* Begin PROVIDED MATERIAL *

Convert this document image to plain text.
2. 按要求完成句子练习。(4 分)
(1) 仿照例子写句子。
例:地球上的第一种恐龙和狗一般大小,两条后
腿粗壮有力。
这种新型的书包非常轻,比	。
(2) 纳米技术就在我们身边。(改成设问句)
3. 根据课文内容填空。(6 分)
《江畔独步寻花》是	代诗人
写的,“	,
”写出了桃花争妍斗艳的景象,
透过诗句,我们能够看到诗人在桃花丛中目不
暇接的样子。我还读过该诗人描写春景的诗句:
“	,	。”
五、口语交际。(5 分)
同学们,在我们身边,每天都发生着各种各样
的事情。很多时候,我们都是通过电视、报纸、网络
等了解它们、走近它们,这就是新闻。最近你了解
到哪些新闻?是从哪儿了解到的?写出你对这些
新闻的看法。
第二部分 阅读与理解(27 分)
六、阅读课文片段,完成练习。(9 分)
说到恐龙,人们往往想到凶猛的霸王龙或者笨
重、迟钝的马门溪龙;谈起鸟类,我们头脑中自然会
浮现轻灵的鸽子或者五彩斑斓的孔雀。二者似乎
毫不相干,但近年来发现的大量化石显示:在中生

* End PROVIDED MATERIAL *

TASK DETAILS: Extract all of the data shown above without alteration.

RESULT FOR THIS TASK:
Convert this document image to plain text.
2. 按要求完成句子练习。(4 分)
(1) 仿照例子写句子。
例:地球上的第一种恐龙和狗一般大小,两条后
腿粗壮有力。
这种新型的书包非常轻,比	。
(2) 纳米技术就在我们身边。(改成设问句)
3. 根据课文内容填空。(6 分)
《江畔独步寻花》是	代诗人
写的,“	,
”写出了桃花争妍斗艳的景象,
透过诗句,我们能够看到诗人在桃花丛中目不
暇接的样子。我还读过该诗人描写春景的诗句:
“	,	。”
五、口语交际。(5 分)
同学们,在我们身边,每天都发生着各种各样
的事情。很多时候,我们都是通过电视、报纸、网络
等了解它们、走近它们,这就是新闻。最近你了解
到哪些新闻?是从哪儿了解到的?写出你对这些
新闻的看法。
第二部分 阅读与理解(27 分)
六、阅读课文片段,完成练习。(9 分)
说到恐龙,人们往往想到凶猛的霸王龙或者笨
重、迟钝的马门溪龙;谈起鸟类,我们头脑中自然会
浮现轻灵的鸽子或者五彩斑斓的孔雀。二者似乎
毫不相干,但近年来发现的大量化石显示:在中生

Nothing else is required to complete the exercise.